I came across this fun little post on my friend (and extraordinary photographer) Jenifer’s blog, so I joined in the game of tag.

A is for age:
36, sliding downhill fast to 40

B is for burger of choice:
Grilled to perfection by my awesome husband, with Montreal Steak seasoning and american cheese.

C is for what kind of car you drive:
Honda Odyssey. Soccer Mom and proud of it.

D is for your dog’s name:
Lindy, Chloe, and Millie.

E is for essential item you use everyday:
my iPhone

F is for favorite TV show at the moment:
Lost

G is for favorite game:
Ok, don’t laugh at me when I admit that I love playing on Webkinz.

H is for Hometown:
Atlanta, Georgia. I was born at Emory Hospital in 1972.

I is for instruments you play:
I have no musical talent whatsoever.

J is for favorite juice:
Orange, but only fresh squeezed

K is for whose butt you’d like to kick:
The girl I learned about today, who stole my photograph and morphed it into her own work of “art” and posted it on the web without my permission.

L is for last restaurant you ate at?
Subway

M is for your favorite Muppet:
Gonzo

N is for Number of Piercing:
5, three in one ear and two in the other. But I don’t wear earrings in any but the first holes now.

O is for overnight hospital stays:
Surgery at age 5 for a large birthmark that covered most of my upper leg. Three childbirths in the last 8 years.

Source information ->
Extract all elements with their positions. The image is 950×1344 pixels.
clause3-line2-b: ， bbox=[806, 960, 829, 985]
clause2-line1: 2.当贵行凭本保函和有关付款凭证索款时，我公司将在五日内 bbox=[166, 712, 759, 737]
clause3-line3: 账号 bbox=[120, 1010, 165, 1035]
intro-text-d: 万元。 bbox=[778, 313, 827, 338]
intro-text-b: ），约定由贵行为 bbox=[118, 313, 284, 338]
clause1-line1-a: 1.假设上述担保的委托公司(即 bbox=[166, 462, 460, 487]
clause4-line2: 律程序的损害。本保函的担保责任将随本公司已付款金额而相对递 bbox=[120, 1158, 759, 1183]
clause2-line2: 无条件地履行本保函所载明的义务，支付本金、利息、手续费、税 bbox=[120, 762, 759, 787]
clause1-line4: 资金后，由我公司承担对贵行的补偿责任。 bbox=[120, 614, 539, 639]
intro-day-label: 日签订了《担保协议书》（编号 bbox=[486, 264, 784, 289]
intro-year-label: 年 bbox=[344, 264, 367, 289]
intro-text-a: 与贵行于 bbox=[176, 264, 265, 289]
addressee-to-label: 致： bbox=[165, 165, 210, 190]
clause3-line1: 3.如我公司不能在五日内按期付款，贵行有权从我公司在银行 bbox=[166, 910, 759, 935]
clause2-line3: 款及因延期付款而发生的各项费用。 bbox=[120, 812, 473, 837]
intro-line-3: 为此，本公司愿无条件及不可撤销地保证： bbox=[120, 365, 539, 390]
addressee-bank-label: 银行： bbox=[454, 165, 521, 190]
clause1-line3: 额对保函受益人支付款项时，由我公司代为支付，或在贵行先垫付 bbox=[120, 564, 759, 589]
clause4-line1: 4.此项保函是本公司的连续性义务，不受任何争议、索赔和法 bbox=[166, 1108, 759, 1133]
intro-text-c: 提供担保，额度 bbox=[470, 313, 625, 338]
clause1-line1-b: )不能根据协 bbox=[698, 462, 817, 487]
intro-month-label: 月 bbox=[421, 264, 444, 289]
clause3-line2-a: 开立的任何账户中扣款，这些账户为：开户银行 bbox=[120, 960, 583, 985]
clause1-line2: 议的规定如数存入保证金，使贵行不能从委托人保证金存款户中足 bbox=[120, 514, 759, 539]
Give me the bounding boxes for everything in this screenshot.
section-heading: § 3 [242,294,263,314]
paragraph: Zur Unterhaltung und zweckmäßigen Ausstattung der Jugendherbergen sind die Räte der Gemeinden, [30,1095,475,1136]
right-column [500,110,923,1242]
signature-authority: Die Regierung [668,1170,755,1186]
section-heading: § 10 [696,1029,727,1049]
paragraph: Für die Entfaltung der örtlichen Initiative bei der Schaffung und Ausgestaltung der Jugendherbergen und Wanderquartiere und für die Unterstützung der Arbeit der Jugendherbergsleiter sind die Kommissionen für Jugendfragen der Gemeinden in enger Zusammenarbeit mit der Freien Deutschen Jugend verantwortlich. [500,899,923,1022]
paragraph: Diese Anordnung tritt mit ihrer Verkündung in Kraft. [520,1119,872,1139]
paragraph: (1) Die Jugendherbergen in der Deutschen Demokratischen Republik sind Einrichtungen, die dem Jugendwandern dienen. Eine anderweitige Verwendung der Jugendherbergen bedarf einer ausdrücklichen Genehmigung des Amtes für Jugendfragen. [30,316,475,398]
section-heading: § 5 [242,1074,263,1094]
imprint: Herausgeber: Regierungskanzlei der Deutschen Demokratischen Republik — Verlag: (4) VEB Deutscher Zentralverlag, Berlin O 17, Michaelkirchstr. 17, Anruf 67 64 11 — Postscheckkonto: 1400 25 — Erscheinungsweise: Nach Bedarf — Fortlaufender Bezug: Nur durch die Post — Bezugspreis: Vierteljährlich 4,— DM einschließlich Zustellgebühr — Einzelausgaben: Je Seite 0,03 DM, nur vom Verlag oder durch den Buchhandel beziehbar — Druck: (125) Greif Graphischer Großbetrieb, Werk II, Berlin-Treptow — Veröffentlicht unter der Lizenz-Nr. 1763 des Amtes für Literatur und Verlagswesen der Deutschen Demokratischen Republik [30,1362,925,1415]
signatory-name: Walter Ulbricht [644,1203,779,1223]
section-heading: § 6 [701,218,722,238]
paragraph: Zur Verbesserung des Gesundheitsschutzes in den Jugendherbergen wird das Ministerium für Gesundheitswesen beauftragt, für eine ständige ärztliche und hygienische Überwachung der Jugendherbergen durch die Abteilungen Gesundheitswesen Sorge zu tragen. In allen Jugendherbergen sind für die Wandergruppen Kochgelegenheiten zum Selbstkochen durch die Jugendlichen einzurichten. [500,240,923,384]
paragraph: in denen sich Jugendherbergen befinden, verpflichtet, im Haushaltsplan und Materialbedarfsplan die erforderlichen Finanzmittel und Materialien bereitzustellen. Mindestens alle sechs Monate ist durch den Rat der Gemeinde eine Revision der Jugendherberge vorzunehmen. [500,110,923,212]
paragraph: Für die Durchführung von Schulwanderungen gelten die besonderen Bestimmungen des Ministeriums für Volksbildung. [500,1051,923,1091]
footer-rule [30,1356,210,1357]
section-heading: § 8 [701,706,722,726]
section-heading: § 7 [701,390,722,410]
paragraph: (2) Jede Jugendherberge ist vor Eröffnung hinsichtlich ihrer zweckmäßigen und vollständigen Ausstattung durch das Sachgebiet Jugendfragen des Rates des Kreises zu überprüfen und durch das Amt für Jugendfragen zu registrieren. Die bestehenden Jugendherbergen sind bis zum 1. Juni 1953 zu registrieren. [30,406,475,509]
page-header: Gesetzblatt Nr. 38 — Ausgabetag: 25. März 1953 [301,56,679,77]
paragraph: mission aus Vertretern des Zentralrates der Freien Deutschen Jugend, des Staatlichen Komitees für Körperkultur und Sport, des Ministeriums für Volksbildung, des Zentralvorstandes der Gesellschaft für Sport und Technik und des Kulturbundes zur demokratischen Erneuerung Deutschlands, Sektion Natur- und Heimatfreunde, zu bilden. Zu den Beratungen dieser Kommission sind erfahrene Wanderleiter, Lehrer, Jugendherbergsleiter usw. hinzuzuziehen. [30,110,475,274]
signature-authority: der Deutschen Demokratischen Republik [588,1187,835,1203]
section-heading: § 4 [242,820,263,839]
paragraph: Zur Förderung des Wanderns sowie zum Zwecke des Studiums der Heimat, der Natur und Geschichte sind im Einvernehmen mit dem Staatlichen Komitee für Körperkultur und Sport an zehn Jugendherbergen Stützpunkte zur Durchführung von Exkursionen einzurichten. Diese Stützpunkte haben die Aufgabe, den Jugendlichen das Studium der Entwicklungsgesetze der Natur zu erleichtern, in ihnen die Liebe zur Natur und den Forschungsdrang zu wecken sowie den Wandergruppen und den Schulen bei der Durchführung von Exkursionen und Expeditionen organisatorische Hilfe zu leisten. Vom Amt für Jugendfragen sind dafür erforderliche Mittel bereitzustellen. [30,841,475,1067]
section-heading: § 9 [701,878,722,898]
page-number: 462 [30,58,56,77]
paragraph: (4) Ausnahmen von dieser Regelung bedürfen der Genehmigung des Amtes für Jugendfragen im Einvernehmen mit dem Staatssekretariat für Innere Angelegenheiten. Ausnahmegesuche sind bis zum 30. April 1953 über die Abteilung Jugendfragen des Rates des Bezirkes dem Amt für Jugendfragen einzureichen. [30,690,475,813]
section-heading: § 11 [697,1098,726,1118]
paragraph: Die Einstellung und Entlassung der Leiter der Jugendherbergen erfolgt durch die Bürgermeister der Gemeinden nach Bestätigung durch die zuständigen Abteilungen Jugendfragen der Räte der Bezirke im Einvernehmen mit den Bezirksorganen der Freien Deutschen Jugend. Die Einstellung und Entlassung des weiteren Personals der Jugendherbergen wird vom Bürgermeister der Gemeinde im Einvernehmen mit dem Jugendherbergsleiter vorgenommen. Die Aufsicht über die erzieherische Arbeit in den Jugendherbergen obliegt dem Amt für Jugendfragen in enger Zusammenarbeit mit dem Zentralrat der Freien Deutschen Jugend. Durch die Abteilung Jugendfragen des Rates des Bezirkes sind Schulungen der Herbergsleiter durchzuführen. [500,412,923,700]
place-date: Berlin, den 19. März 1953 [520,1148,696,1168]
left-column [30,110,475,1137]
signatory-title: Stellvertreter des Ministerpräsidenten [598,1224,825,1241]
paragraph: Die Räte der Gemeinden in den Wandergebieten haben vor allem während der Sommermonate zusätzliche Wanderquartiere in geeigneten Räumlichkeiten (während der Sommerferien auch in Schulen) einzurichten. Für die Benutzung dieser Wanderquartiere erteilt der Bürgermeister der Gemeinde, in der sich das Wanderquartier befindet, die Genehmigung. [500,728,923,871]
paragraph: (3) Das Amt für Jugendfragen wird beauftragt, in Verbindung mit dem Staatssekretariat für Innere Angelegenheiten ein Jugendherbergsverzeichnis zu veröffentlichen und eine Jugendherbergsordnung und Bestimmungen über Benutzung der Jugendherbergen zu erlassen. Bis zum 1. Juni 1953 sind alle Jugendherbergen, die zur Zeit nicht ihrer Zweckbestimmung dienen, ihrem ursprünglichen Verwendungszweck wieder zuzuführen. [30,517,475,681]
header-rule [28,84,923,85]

Task ->
Update the alphabet tag post from "L is for last" to "last 8 years.", replacing "Gonzo" with "Kermit".

Exercise solution ->
L is for last restaurant you ate at?
Subway

M is for your favorite Muppet:
Kermit

N is for Number of Piercing:
5, three in one ear and two in the other. But I don’t wear earrings in any but the first holes now.

O is for overnight hospital stays:
Surgery at age 5 for a large birthmark that covered most of my upper leg. Three childbirths in the last 8 years.